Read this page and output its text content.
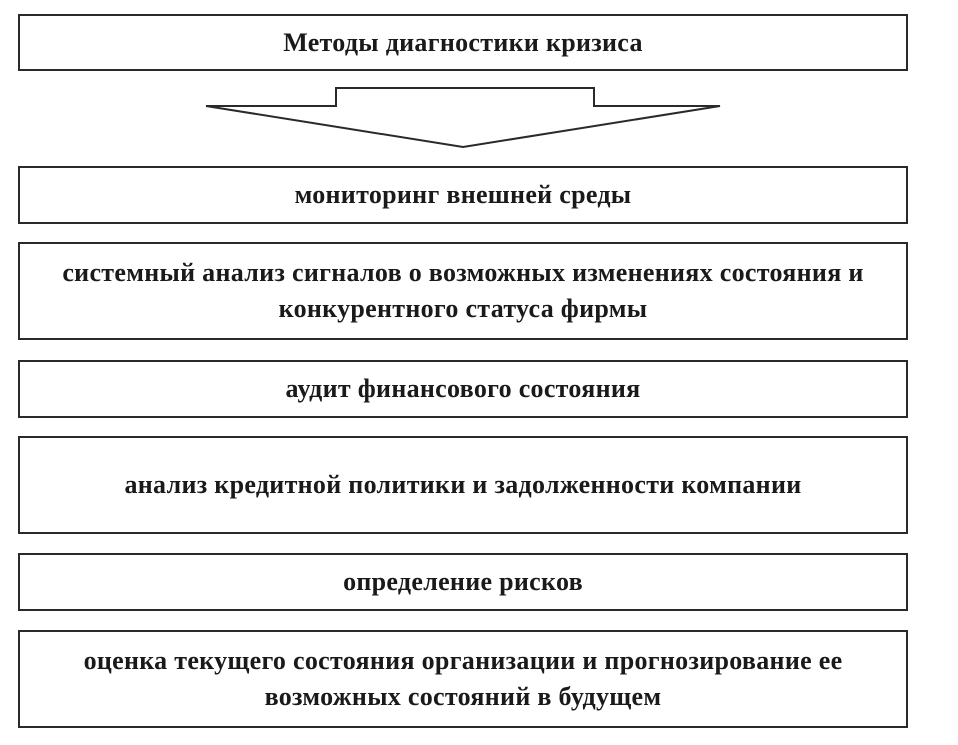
Методы диагностики кризиса
мониторинг внешней среды
системный анализ сигналов о возможных изменениях состояния и конкурентного статуса фирмы
аудит финансового состояния
анализ кредитной политики и задолженности компании
определение рисков
оценка текущего состояния организации и прогнозирование ее возможных состояний в будущем
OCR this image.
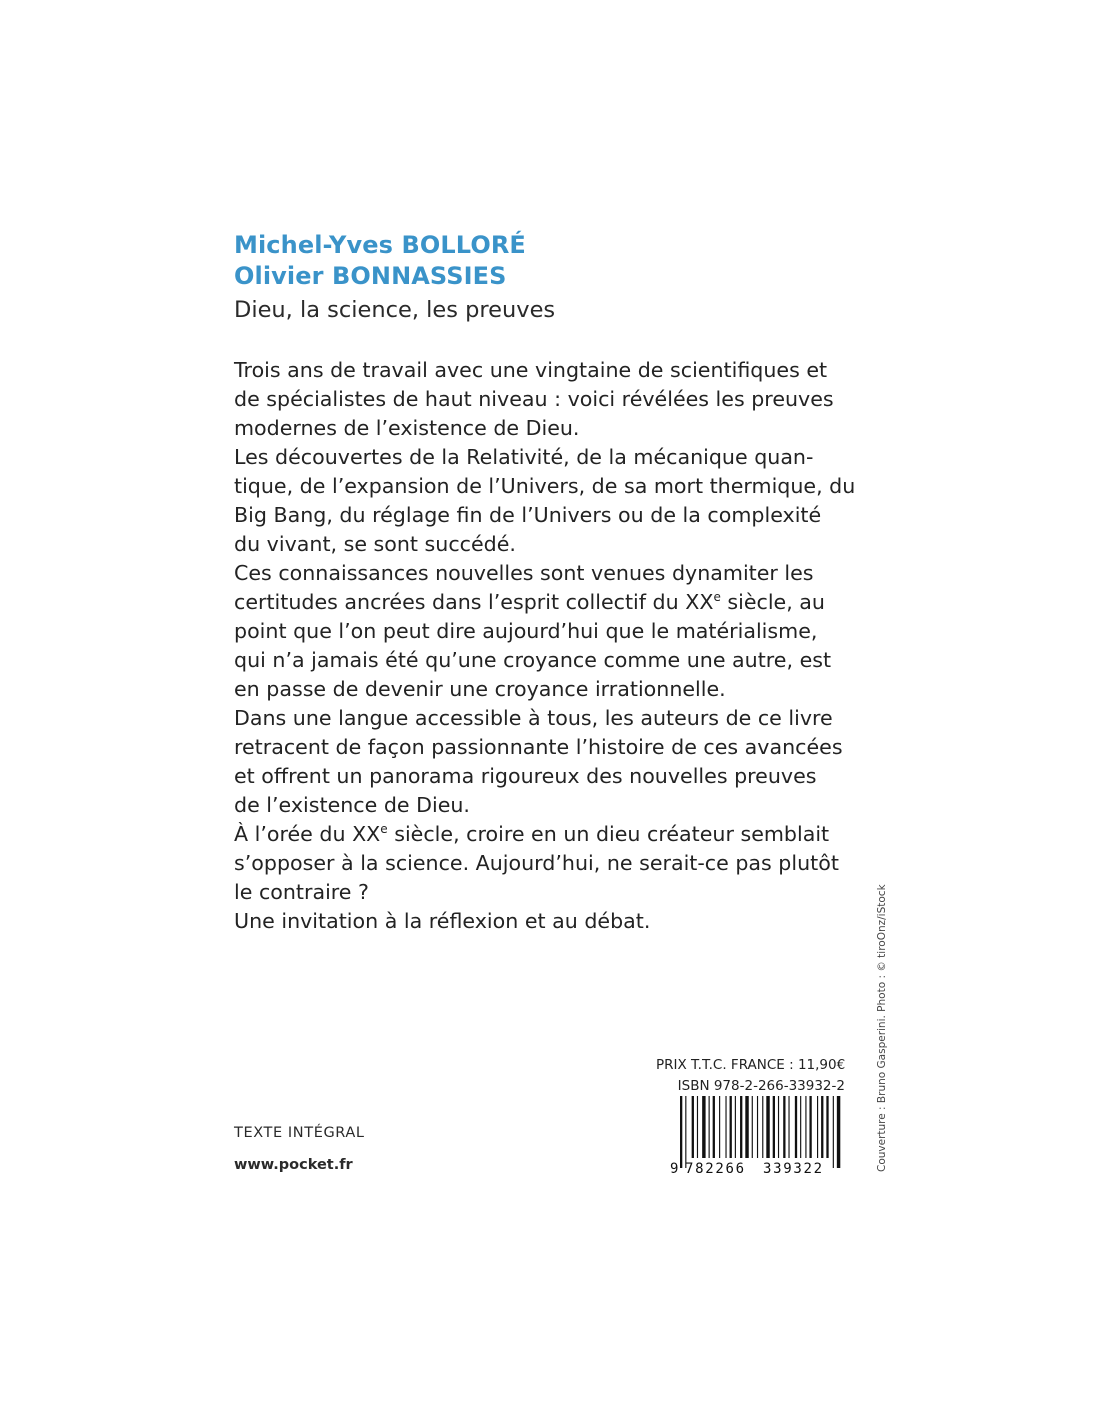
Michel-Yves BOLLORÉ
Olivier BONNASSIES
Dieu, la science, les preuves
Trois ans de travail avec une vingtaine de scientifiques et
de spécialistes de haut niveau : voici révélées les preuves
modernes de l’existence de Dieu.
Les découvertes de la Relativité, de la mécanique quan-
tique, de l’expansion de l’Univers, de sa mort thermique, du
Big Bang, du réglage fin de l’Univers ou de la complexité
du vivant, se sont succédé.
Ces connaissances nouvelles sont venues dynamiter les
certitudes ancrées dans l’esprit collectif du XXe siècle, au
point que l’on peut dire aujourd’hui que le matérialisme,
qui n’a jamais été qu’une croyance comme une autre, est
en passe de devenir une croyance irrationnelle.
Dans une langue accessible à tous, les auteurs de ce livre
retracent de façon passionnante l’histoire de ces avancées
et offrent un panorama rigoureux des nouvelles preuves
de l’existence de Dieu.
À l’orée du XXe siècle, croire en un dieu créateur semblait
s’opposer à la science. Aujourd’hui, ne serait-ce pas plutôt
le contraire ?
Une invitation à la réflexion et au débat.
PRIX T.T.C. FRANCE : 11,90€
ISBN 978-2-266-33932-2
9 782266 339322
TEXTE INTÉGRAL
www.pocket.fr	Couverture : Bruno Gasperini. Photo : © tiroOnz/iStock
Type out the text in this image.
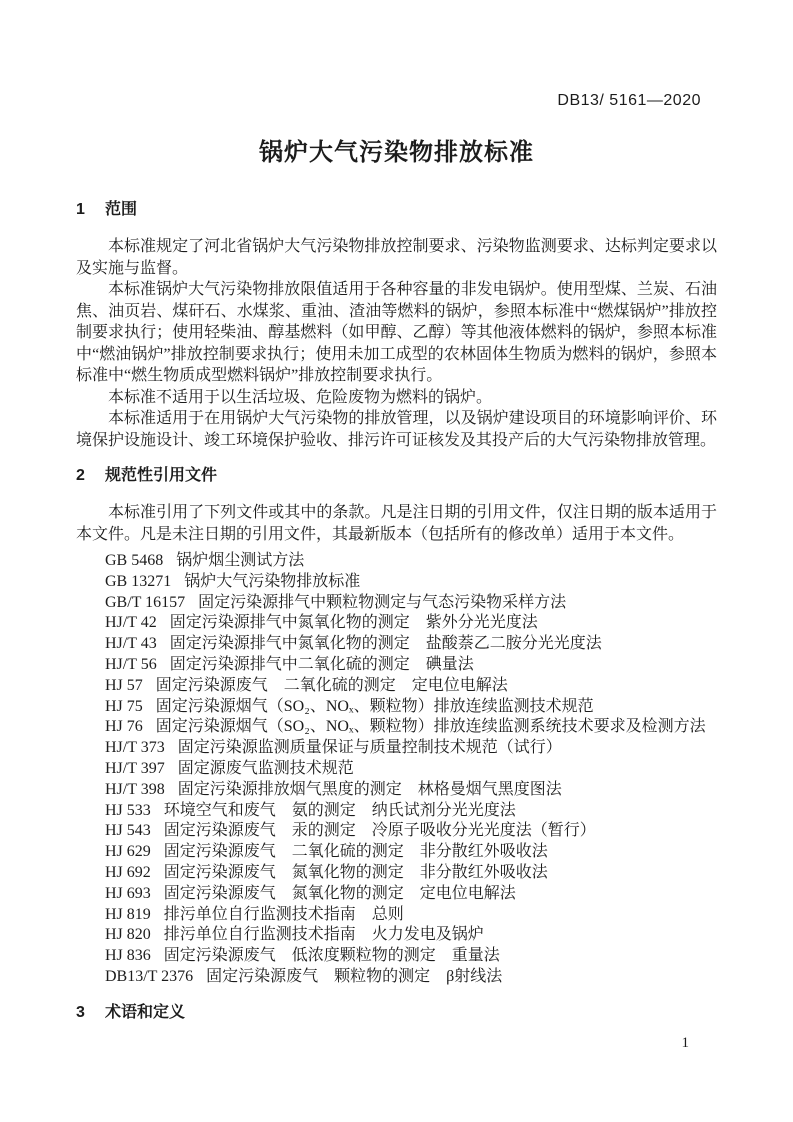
DB13/ 5161—2020
锅炉大气污染物排放标准
1 范围

本标准规定了河北省锅炉大气污染物排放控制要求、污染物监测要求、达标判定要求以及实施与监督。

本标准锅炉大气污染物排放限值适用于各种容量的非发电锅炉。使用型煤、兰炭、石油焦、油页岩、煤矸石、水煤浆、重油、渣油等燃料的锅炉，参照本标准中“燃煤锅炉”排放控制要求执行；使用轻柴油、醇基燃料（如甲醇、乙醇）等其他液体燃料的锅炉，参照本标准中“燃油锅炉”排放控制要求执行；使用未加工成型的农林固体生物质为燃料的锅炉，参照本标准中“燃生物质成型燃料锅炉”排放控制要求执行。

本标准不适用于以生活垃圾、危险废物为燃料的锅炉。

本标准适用于在用锅炉大气污染物的排放管理，以及锅炉建设项目的环境影响评价、环境保护设施设计、竣工环境保护验收、排污许可证核发及其投产后的大气污染物排放管理。

2 规范性引用文件

本标准引用了下列文件或其中的条款。凡是注日期的引用文件，仅注日期的版本适用于本文件。凡是未注日期的引用文件，其最新版本（包括所有的修改单）适用于本文件。

GB 5468 锅炉烟尘测试方法
GB 13271 锅炉大气污染物排放标准
GB/T 16157 固定污染源排气中颗粒物测定与气态污染物采样方法
HJ/T 42 固定污染源排气中氮氧化物的测定　紫外分光光度法
HJ/T 43 固定污染源排气中氮氧化物的测定　盐酸萘乙二胺分光光度法
HJ/T 56 固定污染源排气中二氧化硫的测定　碘量法
HJ 57 固定污染源废气　二氧化硫的测定　定电位电解法
HJ 75 固定污染源烟气（SO₂、NOₓ、颗粒物）排放连续监测技术规范
HJ 76 固定污染源烟气（SO₂、NOₓ、颗粒物）排放连续监测系统技术要求及检测方法
HJ/T 373 固定污染源监测质量保证与质量控制技术规范（试行）
HJ/T 397 固定源废气监测技术规范
HJ/T 398 固定污染源排放烟气黑度的测定　林格曼烟气黑度图法
HJ 533 环境空气和废气　氨的测定　纳氏试剂分光光度法
HJ 543 固定污染源废气　汞的测定　冷原子吸收分光光度法（暂行）
HJ 629 固定污染源废气　二氧化硫的测定　非分散红外吸收法
HJ 692 固定污染源废气　氮氧化物的测定　非分散红外吸收法
HJ 693 固定污染源废气　氮氧化物的测定　定电位电解法
HJ 819 排污单位自行监测技术指南　总则
HJ 820 排污单位自行监测技术指南　火力发电及锅炉
HJ 836 固定污染源废气　低浓度颗粒物的测定　重量法
DB13/T 2376 固定污染源废气　颗粒物的测定　β射线法
3 术语和定义
1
---*---
◆ **Written problem**
Strip the images and reproduce the remaining records precisely.

◆ **Response for this exercise**
Read this page and output its text content.
Методы диагностики кризиса
мониторинг внешней среды
системный анализ сигналов о возможных изменениях состояния и конкурентного статуса фирмы
аудит финансового состояния
анализ кредитной политики и задолженности компании
определение рисков
оценка текущего состояния организации и прогнозирование ее возможных состояний в будущем
OCR this image.
Michel-Yves BOLLORÉ
Olivier BONNASSIES
Dieu, la science, les preuves
Trois ans de travail avec une vingtaine de scientifiques et
de spécialistes de haut niveau : voici révélées les preuves
modernes de l’existence de Dieu.
Les découvertes de la Relativité, de la mécanique quan-
tique, de l’expansion de l’Univers, de sa mort thermique, du
Big Bang, du réglage fin de l’Univers ou de la complexité
du vivant, se sont succédé.
Ces connaissances nouvelles sont venues dynamiter les
certitudes ancrées dans l’esprit collectif du XXe siècle, au
point que l’on peut dire aujourd’hui que le matérialisme,
qui n’a jamais été qu’une croyance comme une autre, est
en passe de devenir une croyance irrationnelle.
Dans une langue accessible à tous, les auteurs de ce livre
retracent de façon passionnante l’histoire de ces avancées
et offrent un panorama rigoureux des nouvelles preuves
de l’existence de Dieu.
À l’orée du XXe siècle, croire en un dieu créateur semblait
s’opposer à la science. Aujourd’hui, ne serait-ce pas plutôt
le contraire ?
Une invitation à la réflexion et au débat.
PRIX T.T.C. FRANCE : 11,90€
ISBN 978-2-266-33932-2
9 782266 339322
TEXTE INTÉGRAL
www.pocket.fr	Couverture : Bruno Gasperini. Photo : © tiroOnz/iStock
Type out the text in this image.
DB13/ 5161—2020
锅炉大气污染物排放标准
1 范围

本标准规定了河北省锅炉大气污染物排放控制要求、污染物监测要求、达标判定要求以及实施与监督。

本标准锅炉大气污染物排放限值适用于各种容量的非发电锅炉。使用型煤、兰炭、石油焦、油页岩、煤矸石、水煤浆、重油、渣油等燃料的锅炉，参照本标准中“燃煤锅炉”排放控制要求执行；使用轻柴油、醇基燃料（如甲醇、乙醇）等其他液体燃料的锅炉，参照本标准中“燃油锅炉”排放控制要求执行；使用未加工成型的农林固体生物质为燃料的锅炉，参照本标准中“燃生物质成型燃料锅炉”排放控制要求执行。

本标准不适用于以生活垃圾、危险废物为燃料的锅炉。

本标准适用于在用锅炉大气污染物的排放管理，以及锅炉建设项目的环境影响评价、环境保护设施设计、竣工环境保护验收、排污许可证核发及其投产后的大气污染物排放管理。

2 规范性引用文件

本标准引用了下列文件或其中的条款。凡是注日期的引用文件，仅注日期的版本适用于本文件。凡是未注日期的引用文件，其最新版本（包括所有的修改单）适用于本文件。

GB 5468 锅炉烟尘测试方法
GB 13271 锅炉大气污染物排放标准
GB/T 16157 固定污染源排气中颗粒物测定与气态污染物采样方法
HJ/T 42 固定污染源排气中氮氧化物的测定　紫外分光光度法
HJ/T 43 固定污染源排气中氮氧化物的测定　盐酸萘乙二胺分光光度法
HJ/T 56 固定污染源排气中二氧化硫的测定　碘量法
HJ 57 固定污染源废气　二氧化硫的测定　定电位电解法
HJ 75 固定污染源烟气（SO₂、NOₓ、颗粒物）排放连续监测技术规范
HJ 76 固定污染源烟气（SO₂、NOₓ、颗粒物）排放连续监测系统技术要求及检测方法
HJ/T 373 固定污染源监测质量保证与质量控制技术规范（试行）
HJ/T 397 固定源废气监测技术规范
HJ/T 398 固定污染源排放烟气黑度的测定　林格曼烟气黑度图法
HJ 533 环境空气和废气　氨的测定　纳氏试剂分光光度法
HJ 543 固定污染源废气　汞的测定　冷原子吸收分光光度法（暂行）
HJ 629 固定污染源废气　二氧化硫的测定　非分散红外吸收法
HJ 692 固定污染源废气　氮氧化物的测定　非分散红外吸收法
HJ 693 固定污染源废气　氮氧化物的测定　定电位电解法
HJ 819 排污单位自行监测技术指南　总则
HJ 820 排污单位自行监测技术指南　火力发电及锅炉
HJ 836 固定污染源废气　低浓度颗粒物的测定　重量法
DB13/T 2376 固定污染源废气　颗粒物的测定　β射线法
3 术语和定义
1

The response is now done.